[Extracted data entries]
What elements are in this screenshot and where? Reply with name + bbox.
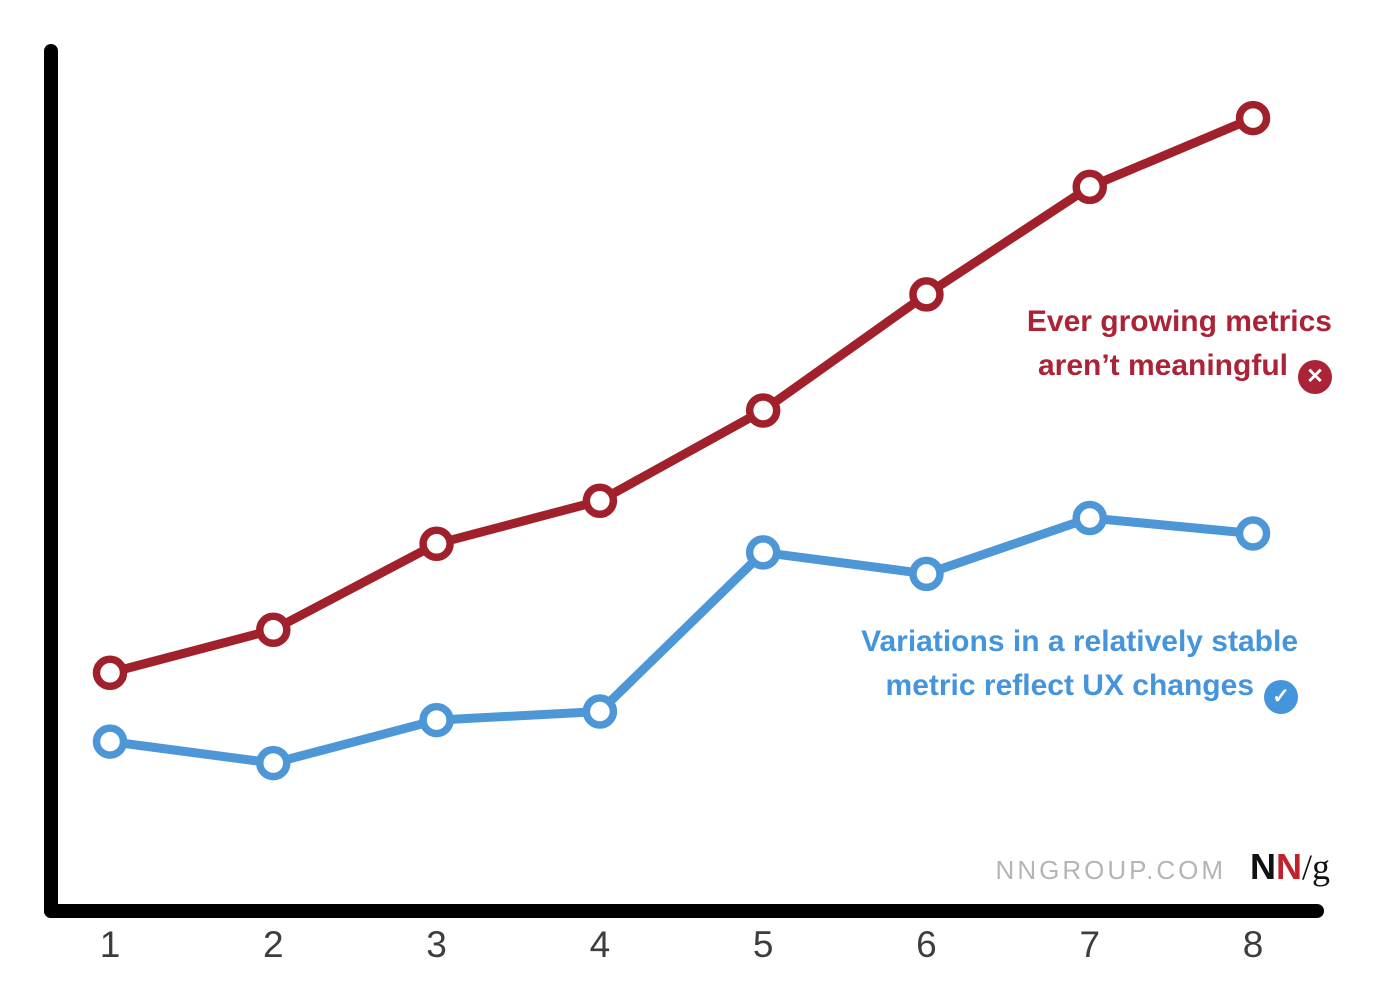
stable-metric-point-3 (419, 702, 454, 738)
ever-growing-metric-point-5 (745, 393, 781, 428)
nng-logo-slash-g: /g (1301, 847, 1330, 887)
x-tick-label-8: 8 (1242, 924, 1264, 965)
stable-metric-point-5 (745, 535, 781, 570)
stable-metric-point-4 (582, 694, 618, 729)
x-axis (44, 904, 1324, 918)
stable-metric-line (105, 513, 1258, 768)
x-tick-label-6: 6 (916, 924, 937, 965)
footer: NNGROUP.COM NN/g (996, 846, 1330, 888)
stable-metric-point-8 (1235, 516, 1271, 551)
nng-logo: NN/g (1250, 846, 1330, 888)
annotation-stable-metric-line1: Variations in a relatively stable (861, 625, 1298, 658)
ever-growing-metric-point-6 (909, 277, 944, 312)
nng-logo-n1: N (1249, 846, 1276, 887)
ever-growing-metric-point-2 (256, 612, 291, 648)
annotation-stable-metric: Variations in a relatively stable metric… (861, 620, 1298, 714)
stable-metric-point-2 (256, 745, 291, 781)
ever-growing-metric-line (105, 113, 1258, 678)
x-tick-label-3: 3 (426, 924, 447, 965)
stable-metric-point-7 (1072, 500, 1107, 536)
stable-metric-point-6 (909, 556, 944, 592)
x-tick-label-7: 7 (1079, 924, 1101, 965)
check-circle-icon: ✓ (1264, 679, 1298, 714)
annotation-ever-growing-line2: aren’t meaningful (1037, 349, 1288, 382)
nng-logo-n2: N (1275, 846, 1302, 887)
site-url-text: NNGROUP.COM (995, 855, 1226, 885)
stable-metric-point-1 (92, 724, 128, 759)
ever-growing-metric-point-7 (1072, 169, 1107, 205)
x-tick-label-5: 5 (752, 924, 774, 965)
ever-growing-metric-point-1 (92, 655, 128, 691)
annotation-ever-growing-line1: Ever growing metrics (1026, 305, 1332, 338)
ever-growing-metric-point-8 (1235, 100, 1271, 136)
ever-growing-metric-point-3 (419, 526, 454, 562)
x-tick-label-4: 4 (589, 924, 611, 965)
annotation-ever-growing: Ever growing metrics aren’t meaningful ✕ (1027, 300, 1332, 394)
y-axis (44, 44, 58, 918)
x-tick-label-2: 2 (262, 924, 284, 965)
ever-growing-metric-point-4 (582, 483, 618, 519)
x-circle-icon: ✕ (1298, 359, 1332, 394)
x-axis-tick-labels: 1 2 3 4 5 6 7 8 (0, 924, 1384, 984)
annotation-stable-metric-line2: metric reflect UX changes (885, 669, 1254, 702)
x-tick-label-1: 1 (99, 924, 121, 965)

[Exercise details]
Copy the material above line for line, without any changes, but omit the picture.

[Result of this exercise]
What elements are in this screenshot and where? Reply with name + bbox.
stable-metric-point-3 (419, 702, 454, 738)
ever-growing-metric-point-5 (745, 393, 781, 428)
nng-logo-slash-g: /g (1301, 847, 1330, 887)
x-tick-label-8: 8 (1242, 924, 1264, 965)
stable-metric-point-5 (745, 535, 781, 570)
stable-metric-point-4 (582, 694, 618, 729)
x-axis (44, 904, 1324, 918)
stable-metric-line (105, 513, 1258, 768)
x-tick-label-6: 6 (916, 924, 937, 965)
footer: NNGROUP.COM NN/g (996, 846, 1330, 888)
stable-metric-point-8 (1235, 516, 1271, 551)
nng-logo: NN/g (1250, 846, 1330, 888)
annotation-stable-metric-line1: Variations in a relatively stable (861, 625, 1298, 658)
ever-growing-metric-point-6 (909, 277, 944, 312)
nng-logo-n1: N (1249, 846, 1276, 887)
ever-growing-metric-point-2 (256, 612, 291, 648)
annotation-stable-metric: Variations in a relatively stable metric… (861, 620, 1298, 714)
stable-metric-point-2 (256, 745, 291, 781)
ever-growing-metric-line (105, 113, 1258, 678)
x-tick-label-3: 3 (426, 924, 447, 965)
stable-metric-point-7 (1072, 500, 1107, 536)
stable-metric-point-6 (909, 556, 944, 592)
x-tick-label-7: 7 (1079, 924, 1101, 965)
check-circle-icon: ✓ (1264, 679, 1298, 714)
annotation-ever-growing-line2: aren’t meaningful (1037, 349, 1288, 382)
nng-logo-n2: N (1275, 846, 1302, 887)
site-url-text: NNGROUP.COM (995, 855, 1226, 885)
stable-metric-point-1 (92, 724, 128, 759)
ever-growing-metric-point-7 (1072, 169, 1107, 205)
x-tick-label-5: 5 (752, 924, 774, 965)
ever-growing-metric-point-1 (92, 655, 128, 691)
annotation-ever-growing-line1: Ever growing metrics (1026, 305, 1332, 338)
ever-growing-metric-point-8 (1235, 100, 1271, 136)
ever-growing-metric-point-3 (419, 526, 454, 562)
x-tick-label-4: 4 (589, 924, 611, 965)
annotation-ever-growing: Ever growing metrics aren’t meaningful ✕ (1027, 300, 1332, 394)
y-axis (44, 44, 58, 918)
x-tick-label-2: 2 (262, 924, 284, 965)
ever-growing-metric-point-4 (582, 483, 618, 519)
x-circle-icon: ✕ (1298, 359, 1332, 394)
x-axis-tick-labels: 1 2 3 4 5 6 7 8 (0, 924, 1384, 984)
annotation-stable-metric-line2: metric reflect UX changes (885, 669, 1254, 702)
x-tick-label-1: 1 (99, 924, 121, 965)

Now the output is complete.